-- start of EXERCISE INPUTS --

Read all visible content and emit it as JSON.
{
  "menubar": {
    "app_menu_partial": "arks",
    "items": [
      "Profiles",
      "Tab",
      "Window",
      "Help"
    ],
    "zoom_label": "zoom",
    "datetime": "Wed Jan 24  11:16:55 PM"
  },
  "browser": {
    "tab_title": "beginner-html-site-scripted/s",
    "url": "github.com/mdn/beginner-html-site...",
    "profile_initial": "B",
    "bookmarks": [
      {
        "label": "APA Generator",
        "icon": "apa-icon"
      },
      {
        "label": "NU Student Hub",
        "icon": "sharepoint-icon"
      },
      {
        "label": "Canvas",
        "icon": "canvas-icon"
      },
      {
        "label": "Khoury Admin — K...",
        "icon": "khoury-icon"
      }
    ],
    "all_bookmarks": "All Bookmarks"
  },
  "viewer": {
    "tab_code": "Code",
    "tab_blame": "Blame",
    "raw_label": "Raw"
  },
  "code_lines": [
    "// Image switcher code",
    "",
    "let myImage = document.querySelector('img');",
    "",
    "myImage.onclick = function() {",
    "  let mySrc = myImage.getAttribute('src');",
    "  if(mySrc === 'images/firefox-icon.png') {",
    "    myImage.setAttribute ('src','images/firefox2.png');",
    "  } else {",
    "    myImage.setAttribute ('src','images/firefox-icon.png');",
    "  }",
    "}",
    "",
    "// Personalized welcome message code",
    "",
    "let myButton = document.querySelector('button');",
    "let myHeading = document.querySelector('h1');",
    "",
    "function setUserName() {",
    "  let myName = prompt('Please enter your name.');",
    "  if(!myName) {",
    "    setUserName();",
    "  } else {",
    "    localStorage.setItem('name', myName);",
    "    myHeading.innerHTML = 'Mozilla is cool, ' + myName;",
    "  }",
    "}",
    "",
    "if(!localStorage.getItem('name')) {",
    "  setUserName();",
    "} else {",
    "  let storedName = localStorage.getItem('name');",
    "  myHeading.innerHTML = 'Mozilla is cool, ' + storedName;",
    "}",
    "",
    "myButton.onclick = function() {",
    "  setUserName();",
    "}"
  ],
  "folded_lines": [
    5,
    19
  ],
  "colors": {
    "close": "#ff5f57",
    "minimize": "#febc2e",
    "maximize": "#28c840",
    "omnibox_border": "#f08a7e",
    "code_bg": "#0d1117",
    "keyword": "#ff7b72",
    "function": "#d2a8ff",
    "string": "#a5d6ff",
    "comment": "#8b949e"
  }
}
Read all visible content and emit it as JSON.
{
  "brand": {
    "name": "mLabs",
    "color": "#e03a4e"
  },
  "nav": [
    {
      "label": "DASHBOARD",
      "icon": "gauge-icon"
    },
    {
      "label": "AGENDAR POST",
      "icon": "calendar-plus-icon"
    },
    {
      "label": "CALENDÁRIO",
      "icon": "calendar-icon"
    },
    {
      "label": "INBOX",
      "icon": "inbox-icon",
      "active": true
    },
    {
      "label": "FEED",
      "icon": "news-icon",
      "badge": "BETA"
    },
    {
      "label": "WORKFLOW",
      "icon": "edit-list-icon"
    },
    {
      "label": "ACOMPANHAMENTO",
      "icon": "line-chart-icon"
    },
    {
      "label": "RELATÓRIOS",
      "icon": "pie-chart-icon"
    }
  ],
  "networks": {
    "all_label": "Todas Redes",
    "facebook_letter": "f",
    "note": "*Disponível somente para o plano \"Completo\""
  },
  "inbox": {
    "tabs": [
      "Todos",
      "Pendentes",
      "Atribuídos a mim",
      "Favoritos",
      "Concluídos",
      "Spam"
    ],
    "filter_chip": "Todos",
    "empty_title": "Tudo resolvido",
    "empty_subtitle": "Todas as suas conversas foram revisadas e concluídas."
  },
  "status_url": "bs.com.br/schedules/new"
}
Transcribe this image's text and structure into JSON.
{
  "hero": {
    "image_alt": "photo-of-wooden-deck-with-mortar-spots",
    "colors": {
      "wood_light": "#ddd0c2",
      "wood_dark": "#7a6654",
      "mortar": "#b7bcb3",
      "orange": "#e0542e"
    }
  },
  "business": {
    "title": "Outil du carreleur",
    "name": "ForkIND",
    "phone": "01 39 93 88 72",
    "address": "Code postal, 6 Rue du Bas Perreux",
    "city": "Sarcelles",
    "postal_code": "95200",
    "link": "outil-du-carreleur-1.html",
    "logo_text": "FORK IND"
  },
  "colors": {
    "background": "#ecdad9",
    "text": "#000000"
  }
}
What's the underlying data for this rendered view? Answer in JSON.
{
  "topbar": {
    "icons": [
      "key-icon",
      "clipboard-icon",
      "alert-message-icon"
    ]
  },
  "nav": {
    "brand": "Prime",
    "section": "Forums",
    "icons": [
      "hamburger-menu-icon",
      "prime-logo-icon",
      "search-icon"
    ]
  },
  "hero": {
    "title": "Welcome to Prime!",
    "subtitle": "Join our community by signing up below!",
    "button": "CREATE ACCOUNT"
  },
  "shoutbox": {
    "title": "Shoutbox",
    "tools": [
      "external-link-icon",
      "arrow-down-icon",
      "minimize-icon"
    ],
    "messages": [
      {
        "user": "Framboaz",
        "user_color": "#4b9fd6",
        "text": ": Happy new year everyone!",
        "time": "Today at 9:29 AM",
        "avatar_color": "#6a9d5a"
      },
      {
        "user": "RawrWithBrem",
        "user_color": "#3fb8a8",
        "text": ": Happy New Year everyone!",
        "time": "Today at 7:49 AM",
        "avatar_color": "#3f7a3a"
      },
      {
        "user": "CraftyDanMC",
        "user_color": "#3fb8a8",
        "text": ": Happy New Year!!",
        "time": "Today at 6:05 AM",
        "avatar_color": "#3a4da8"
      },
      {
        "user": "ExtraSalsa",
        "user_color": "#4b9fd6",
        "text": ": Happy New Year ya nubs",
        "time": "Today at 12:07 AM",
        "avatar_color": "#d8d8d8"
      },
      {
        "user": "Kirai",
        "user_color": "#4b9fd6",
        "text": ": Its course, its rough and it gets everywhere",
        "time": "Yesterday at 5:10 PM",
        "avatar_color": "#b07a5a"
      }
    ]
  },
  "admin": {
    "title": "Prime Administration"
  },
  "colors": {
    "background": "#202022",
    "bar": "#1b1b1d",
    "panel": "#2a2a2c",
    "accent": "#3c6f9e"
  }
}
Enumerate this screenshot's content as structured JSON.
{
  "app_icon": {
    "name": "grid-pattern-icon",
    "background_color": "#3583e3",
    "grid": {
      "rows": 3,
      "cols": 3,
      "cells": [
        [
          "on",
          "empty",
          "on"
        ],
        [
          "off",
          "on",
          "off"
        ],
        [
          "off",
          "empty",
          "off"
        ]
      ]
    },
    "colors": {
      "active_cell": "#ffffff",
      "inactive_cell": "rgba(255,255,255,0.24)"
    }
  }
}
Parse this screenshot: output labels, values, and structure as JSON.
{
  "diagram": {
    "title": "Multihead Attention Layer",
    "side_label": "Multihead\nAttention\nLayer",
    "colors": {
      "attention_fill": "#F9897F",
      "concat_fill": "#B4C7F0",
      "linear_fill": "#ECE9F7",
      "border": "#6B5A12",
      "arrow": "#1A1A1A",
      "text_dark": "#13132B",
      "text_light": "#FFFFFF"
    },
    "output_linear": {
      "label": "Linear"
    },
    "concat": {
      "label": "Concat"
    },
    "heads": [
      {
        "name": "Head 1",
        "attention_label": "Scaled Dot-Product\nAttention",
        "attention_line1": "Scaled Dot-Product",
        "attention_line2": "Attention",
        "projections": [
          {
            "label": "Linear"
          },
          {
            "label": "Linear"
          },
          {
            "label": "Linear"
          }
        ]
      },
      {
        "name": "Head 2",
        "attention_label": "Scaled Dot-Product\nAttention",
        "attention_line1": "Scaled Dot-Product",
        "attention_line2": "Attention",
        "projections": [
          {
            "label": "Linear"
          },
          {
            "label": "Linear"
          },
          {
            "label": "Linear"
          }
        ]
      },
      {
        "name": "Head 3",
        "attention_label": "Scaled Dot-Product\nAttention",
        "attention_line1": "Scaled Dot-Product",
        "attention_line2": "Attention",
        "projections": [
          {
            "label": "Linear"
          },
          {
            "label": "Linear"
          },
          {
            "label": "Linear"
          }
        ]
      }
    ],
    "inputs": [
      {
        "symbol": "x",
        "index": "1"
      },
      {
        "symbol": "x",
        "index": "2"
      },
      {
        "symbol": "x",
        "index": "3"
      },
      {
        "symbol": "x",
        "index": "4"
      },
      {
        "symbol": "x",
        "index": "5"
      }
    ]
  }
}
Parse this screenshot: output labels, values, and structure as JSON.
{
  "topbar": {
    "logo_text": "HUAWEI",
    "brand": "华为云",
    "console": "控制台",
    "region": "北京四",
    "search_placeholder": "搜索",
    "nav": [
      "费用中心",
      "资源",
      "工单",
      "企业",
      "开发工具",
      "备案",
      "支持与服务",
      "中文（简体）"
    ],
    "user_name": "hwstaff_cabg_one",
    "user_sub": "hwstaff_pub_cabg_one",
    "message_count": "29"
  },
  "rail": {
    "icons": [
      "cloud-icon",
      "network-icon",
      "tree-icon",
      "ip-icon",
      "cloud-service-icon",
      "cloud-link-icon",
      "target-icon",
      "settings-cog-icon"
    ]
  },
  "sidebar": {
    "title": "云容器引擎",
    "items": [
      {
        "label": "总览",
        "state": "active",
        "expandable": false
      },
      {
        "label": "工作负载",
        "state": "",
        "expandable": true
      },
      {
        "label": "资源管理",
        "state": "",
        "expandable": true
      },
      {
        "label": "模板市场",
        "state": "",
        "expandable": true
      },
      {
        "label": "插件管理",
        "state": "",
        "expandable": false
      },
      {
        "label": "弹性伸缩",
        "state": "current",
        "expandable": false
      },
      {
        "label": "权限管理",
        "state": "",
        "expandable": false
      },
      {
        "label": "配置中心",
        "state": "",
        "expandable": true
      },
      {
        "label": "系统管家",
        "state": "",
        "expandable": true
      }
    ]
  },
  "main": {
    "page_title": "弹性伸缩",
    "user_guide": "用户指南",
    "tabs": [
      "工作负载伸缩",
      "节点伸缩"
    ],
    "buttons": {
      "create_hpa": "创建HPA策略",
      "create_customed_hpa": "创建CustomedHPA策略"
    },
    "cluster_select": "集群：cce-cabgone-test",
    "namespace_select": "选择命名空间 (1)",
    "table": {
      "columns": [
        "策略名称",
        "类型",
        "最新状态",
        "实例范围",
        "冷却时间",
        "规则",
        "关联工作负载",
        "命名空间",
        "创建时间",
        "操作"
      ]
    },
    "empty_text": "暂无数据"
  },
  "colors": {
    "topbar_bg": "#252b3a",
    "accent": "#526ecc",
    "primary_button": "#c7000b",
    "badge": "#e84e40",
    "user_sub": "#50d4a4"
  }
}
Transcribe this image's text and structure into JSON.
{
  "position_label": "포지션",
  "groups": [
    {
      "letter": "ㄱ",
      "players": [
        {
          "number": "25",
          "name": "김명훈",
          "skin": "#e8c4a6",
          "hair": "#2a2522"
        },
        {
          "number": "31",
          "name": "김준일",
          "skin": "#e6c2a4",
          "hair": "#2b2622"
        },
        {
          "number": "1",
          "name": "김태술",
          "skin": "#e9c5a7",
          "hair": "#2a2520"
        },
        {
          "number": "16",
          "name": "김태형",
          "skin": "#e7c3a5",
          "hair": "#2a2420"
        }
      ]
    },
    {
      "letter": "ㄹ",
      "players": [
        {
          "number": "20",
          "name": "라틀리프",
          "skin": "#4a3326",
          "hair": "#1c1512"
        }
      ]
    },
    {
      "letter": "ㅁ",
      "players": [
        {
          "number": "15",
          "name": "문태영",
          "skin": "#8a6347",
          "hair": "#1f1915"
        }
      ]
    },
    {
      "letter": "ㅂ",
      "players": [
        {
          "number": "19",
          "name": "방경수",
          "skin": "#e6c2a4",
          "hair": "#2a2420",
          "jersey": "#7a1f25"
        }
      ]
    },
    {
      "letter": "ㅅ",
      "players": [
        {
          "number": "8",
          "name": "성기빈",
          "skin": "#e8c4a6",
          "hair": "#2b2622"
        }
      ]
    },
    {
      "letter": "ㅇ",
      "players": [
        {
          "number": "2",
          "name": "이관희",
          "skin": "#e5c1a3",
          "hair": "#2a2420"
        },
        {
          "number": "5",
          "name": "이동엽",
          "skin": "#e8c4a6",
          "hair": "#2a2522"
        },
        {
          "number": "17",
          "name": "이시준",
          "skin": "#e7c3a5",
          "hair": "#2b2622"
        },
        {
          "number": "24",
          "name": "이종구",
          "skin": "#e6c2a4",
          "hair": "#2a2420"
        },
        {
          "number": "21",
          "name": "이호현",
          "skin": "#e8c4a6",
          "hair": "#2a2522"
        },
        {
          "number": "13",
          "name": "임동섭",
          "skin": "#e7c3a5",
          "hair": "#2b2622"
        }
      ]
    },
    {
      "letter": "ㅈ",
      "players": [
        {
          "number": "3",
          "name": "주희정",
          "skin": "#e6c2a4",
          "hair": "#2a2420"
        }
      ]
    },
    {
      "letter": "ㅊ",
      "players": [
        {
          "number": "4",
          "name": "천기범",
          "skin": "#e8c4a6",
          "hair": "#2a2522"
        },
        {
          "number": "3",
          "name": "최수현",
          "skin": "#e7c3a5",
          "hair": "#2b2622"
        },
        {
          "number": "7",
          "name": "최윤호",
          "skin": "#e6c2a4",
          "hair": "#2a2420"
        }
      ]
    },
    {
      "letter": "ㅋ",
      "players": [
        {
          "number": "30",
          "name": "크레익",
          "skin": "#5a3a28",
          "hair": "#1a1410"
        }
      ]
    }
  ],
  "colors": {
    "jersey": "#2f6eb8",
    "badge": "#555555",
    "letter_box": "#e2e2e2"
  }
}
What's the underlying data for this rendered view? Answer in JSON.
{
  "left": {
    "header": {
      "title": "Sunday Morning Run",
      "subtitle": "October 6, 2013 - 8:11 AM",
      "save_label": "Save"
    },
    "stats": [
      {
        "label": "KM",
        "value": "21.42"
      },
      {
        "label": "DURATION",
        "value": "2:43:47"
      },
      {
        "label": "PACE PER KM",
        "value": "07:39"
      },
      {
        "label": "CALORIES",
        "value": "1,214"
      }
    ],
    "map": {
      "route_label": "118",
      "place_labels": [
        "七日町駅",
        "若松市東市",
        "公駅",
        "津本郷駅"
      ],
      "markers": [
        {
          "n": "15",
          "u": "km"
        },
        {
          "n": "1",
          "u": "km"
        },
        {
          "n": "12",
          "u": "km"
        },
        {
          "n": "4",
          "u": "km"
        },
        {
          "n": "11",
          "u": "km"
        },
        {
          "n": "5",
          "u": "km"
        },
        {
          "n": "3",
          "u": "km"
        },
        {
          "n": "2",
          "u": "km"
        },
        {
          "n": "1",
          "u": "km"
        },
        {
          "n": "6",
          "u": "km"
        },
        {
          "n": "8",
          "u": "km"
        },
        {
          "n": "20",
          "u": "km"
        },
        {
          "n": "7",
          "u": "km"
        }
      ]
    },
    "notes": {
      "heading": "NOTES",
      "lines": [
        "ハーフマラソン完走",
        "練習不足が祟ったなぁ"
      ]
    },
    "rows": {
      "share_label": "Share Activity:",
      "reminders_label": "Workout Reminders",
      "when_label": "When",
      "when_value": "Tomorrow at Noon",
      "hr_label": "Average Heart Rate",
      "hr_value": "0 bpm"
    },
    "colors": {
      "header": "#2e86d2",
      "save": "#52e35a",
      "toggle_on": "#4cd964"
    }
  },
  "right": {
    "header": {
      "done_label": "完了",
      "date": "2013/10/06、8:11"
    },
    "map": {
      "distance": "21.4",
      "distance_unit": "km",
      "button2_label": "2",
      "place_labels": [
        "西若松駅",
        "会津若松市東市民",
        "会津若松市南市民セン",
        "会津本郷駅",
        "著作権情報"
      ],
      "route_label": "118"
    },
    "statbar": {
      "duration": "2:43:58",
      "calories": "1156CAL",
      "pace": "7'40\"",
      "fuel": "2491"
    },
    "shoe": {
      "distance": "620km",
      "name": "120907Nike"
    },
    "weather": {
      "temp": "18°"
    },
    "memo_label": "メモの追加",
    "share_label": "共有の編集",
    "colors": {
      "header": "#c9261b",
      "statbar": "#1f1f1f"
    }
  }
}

-- end of EXERCISE INPUTS --

GOAL - From the entries above, select each line containing the string "Multihead".

FINAL ANSWER -
    "title": "Multihead Attention Layer",
    "side_label": "Multihead\nAttention\nLayer",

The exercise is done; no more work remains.